◆ **Aim**
Pictures don't belong in the copy; print all the records exactly.

— start Information given —

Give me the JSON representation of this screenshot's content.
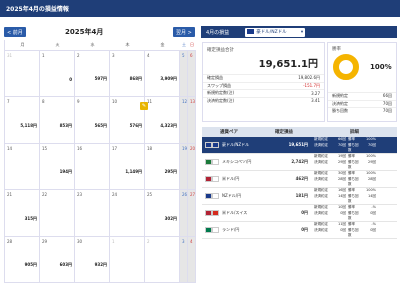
{
  "header": {
    "title": "2025年4月の損益情報"
  },
  "calendar": {
    "prev_label": "< 前月",
    "month_label": "2025年4月",
    "next_label": "翌月 >",
    "weekdays": [
      "月",
      "火",
      "水",
      "木",
      "金",
      "土",
      "日"
    ],
    "weeks": [
      [
        {
          "d": "31",
          "g": true,
          "p": ""
        },
        {
          "d": "1",
          "p": "0"
        },
        {
          "d": "2",
          "p": "597円"
        },
        {
          "d": "3",
          "p": "868円"
        },
        {
          "d": "4",
          "p": "3,909円"
        },
        {
          "d": "5",
          "p": ""
        },
        {
          "d": "6",
          "p": ""
        }
      ],
      [
        {
          "d": "7",
          "p": "5,118円"
        },
        {
          "d": "8",
          "p": "853円"
        },
        {
          "d": "9",
          "p": "565円"
        },
        {
          "d": "10",
          "p": "576円"
        },
        {
          "d": "11",
          "p": "4,323円"
        },
        {
          "d": "12",
          "p": ""
        },
        {
          "d": "13",
          "p": ""
        }
      ],
      [
        {
          "d": "14",
          "p": ""
        },
        {
          "d": "15",
          "p": "194円"
        },
        {
          "d": "16",
          "p": ""
        },
        {
          "d": "17",
          "p": "1,149円"
        },
        {
          "d": "18",
          "p": "295円"
        },
        {
          "d": "19",
          "p": ""
        },
        {
          "d": "20",
          "p": ""
        }
      ],
      [
        {
          "d": "21",
          "p": "315円"
        },
        {
          "d": "22",
          "p": ""
        },
        {
          "d": "23",
          "p": ""
        },
        {
          "d": "24",
          "p": ""
        },
        {
          "d": "25",
          "p": "302円"
        },
        {
          "d": "26",
          "p": ""
        },
        {
          "d": "27",
          "p": ""
        }
      ],
      [
        {
          "d": "28",
          "p": "905円"
        },
        {
          "d": "29",
          "p": "603円"
        },
        {
          "d": "30",
          "p": "932円"
        },
        {
          "d": "1",
          "g": true,
          "p": ""
        },
        {
          "d": "2",
          "g": true,
          "p": ""
        },
        {
          "d": "3",
          "g": true,
          "p": ""
        },
        {
          "d": "4",
          "g": true,
          "p": ""
        }
      ]
    ]
  },
  "panel": {
    "title": "4月の損益",
    "pair_select": "豪ドル/NZドル",
    "total_label": "確定損益合計",
    "total_value": "19,651.1円",
    "stats": [
      {
        "k": "確定損益",
        "v": "19,802.6円",
        "neg": false
      },
      {
        "k": "スワップ損益",
        "v": "-151.7円",
        "neg": true
      },
      {
        "k": "新規約定数(注)",
        "v": "3.27",
        "neg": false
      },
      {
        "k": "決済約定数(注)",
        "v": "3.41",
        "neg": false
      }
    ],
    "win_label": "勝率",
    "win_value": "100%",
    "win_fraction": 1.0,
    "win_stats": [
      {
        "k": "新規約定",
        "v": "66回"
      },
      {
        "k": "決済約定",
        "v": "70回"
      },
      {
        "k": "勝ち回数",
        "v": "70回"
      }
    ],
    "table_headers": [
      "通貨ペア",
      "確定損益",
      "詳細"
    ],
    "pairs": [
      {
        "name": "豪ドル/NZドル",
        "pnl": "19,651円",
        "d": [
          "新規約定",
          "66回",
          "勝率",
          "100%",
          "決済約定",
          "70回",
          "勝ち回数",
          "70回"
        ],
        "hl": true,
        "colors": [
          "#1a3a8a",
          "#1a3a8a"
        ]
      },
      {
        "name": "メキシコペソ/円",
        "pnl": "2,742円",
        "d": [
          "新規約定",
          "19回",
          "勝率",
          "100%",
          "決済約定",
          "29回",
          "勝ち回数",
          "29回"
        ],
        "colors": [
          "#1a7a3a",
          "#ffffff"
        ]
      },
      {
        "name": "米ドル/円",
        "pnl": "462円",
        "d": [
          "新規約定",
          "30回",
          "勝率",
          "100%",
          "決済約定",
          "28回",
          "勝ち回数",
          "28回"
        ],
        "colors": [
          "#b22234",
          "#ffffff"
        ]
      },
      {
        "name": "NZドル/円",
        "pnl": "181円",
        "d": [
          "新規約定",
          "16回",
          "勝率",
          "100%",
          "決済約定",
          "14回",
          "勝ち回数",
          "14回"
        ],
        "colors": [
          "#1a3a8a",
          "#ffffff"
        ]
      },
      {
        "name": "米ドル/スイス",
        "pnl": "0円",
        "d": [
          "新規約定",
          "10回",
          "勝率",
          "-%",
          "決済約定",
          "0回",
          "勝ち回数",
          "0回"
        ],
        "colors": [
          "#b22234",
          "#d52b1e"
        ]
      },
      {
        "name": "ランド/円",
        "pnl": "0円",
        "d": [
          "新規約定",
          "11回",
          "勝率",
          "-%",
          "決済約定",
          "0回",
          "勝ち回数",
          "0回"
        ],
        "colors": [
          "#007a4d",
          "#ffffff"
        ]
      }
    ]
  }
}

— end Information given —

◆ **Response to this exercise**
Give me the JSON representation of this screenshot's content.
{
  "header": {
    "title": "2025年4月の損益情報"
  },
  "calendar": {
    "prev_label": "< 前月",
    "month_label": "2025年4月",
    "next_label": "翌月 >",
    "weekdays": [
      "月",
      "火",
      "水",
      "木",
      "金",
      "土",
      "日"
    ],
    "weeks": [
      [
        {
          "d": "31",
          "g": true,
          "p": ""
        },
        {
          "d": "1",
          "p": "0"
        },
        {
          "d": "2",
          "p": "597円"
        },
        {
          "d": "3",
          "p": "868円"
        },
        {
          "d": "4",
          "p": "3,909円"
        },
        {
          "d": "5",
          "p": ""
        },
        {
          "d": "6",
          "p": ""
        }
      ],
      [
        {
          "d": "7",
          "p": "5,118円"
        },
        {
          "d": "8",
          "p": "853円"
        },
        {
          "d": "9",
          "p": "565円"
        },
        {
          "d": "10",
          "p": "576円"
        },
        {
          "d": "11",
          "p": "4,323円"
        },
        {
          "d": "12",
          "p": ""
        },
        {
          "d": "13",
          "p": ""
        }
      ],
      [
        {
          "d": "14",
          "p": ""
        },
        {
          "d": "15",
          "p": "194円"
        },
        {
          "d": "16",
          "p": ""
        },
        {
          "d": "17",
          "p": "1,149円"
        },
        {
          "d": "18",
          "p": "295円"
        },
        {
          "d": "19",
          "p": ""
        },
        {
          "d": "20",
          "p": ""
        }
      ],
      [
        {
          "d": "21",
          "p": "315円"
        },
        {
          "d": "22",
          "p": ""
        },
        {
          "d": "23",
          "p": ""
        },
        {
          "d": "24",
          "p": ""
        },
        {
          "d": "25",
          "p": "302円"
        },
        {
          "d": "26",
          "p": ""
        },
        {
          "d": "27",
          "p": ""
        }
      ],
      [
        {
          "d": "28",
          "p": "905円"
        },
        {
          "d": "29",
          "p": "603円"
        },
        {
          "d": "30",
          "p": "932円"
        },
        {
          "d": "1",
          "g": true,
          "p": ""
        },
        {
          "d": "2",
          "g": true,
          "p": ""
        },
        {
          "d": "3",
          "g": true,
          "p": ""
        },
        {
          "d": "4",
          "g": true,
          "p": ""
        }
      ]
    ]
  },
  "panel": {
    "title": "4月の損益",
    "pair_select": "豪ドル/NZドル",
    "total_label": "確定損益合計",
    "total_value": "19,651.1円",
    "stats": [
      {
        "k": "確定損益",
        "v": "19,802.6円",
        "neg": false
      },
      {
        "k": "スワップ損益",
        "v": "-151.7円",
        "neg": true
      },
      {
        "k": "新規約定数(注)",
        "v": "3.27",
        "neg": false
      },
      {
        "k": "決済約定数(注)",
        "v": "3.41",
        "neg": false
      }
    ],
    "win_label": "勝率",
    "win_value": "100%",
    "win_fraction": 1.0,
    "win_stats": [
      {
        "k": "新規約定",
        "v": "66回"
      },
      {
        "k": "決済約定",
        "v": "70回"
      },
      {
        "k": "勝ち回数",
        "v": "70回"
      }
    ],
    "table_headers": [
      "通貨ペア",
      "確定損益",
      "詳細"
    ],
    "pairs": [
      {
        "name": "豪ドル/NZドル",
        "pnl": "19,651円",
        "d": [
          "新規約定",
          "66回",
          "勝率",
          "100%",
          "決済約定",
          "70回",
          "勝ち回数",
          "70回"
        ],
        "hl": true,
        "colors": [
          "#1a3a8a",
          "#1a3a8a"
        ]
      },
      {
        "name": "メキシコペソ/円",
        "pnl": "2,742円",
        "d": [
          "新規約定",
          "19回",
          "勝率",
          "100%",
          "決済約定",
          "29回",
          "勝ち回数",
          "29回"
        ],
        "colors": [
          "#1a7a3a",
          "#ffffff"
        ]
      },
      {
        "name": "米ドル/円",
        "pnl": "462円",
        "d": [
          "新規約定",
          "30回",
          "勝率",
          "100%",
          "決済約定",
          "28回",
          "勝ち回数",
          "28回"
        ],
        "colors": [
          "#b22234",
          "#ffffff"
        ]
      },
      {
        "name": "NZドル/円",
        "pnl": "181円",
        "d": [
          "新規約定",
          "16回",
          "勝率",
          "100%",
          "決済約定",
          "14回",
          "勝ち回数",
          "14回"
        ],
        "colors": [
          "#1a3a8a",
          "#ffffff"
        ]
      },
      {
        "name": "米ドル/スイス",
        "pnl": "0円",
        "d": [
          "新規約定",
          "10回",
          "勝率",
          "-%",
          "決済約定",
          "0回",
          "勝ち回数",
          "0回"
        ],
        "colors": [
          "#b22234",
          "#d52b1e"
        ]
      },
      {
        "name": "ランド/円",
        "pnl": "0円",
        "d": [
          "新規約定",
          "11回",
          "勝率",
          "-%",
          "決済約定",
          "0回",
          "勝ち回数",
          "0回"
        ],
        "colors": [
          "#007a4d",
          "#ffffff"
        ]
      }
    ]
  }
}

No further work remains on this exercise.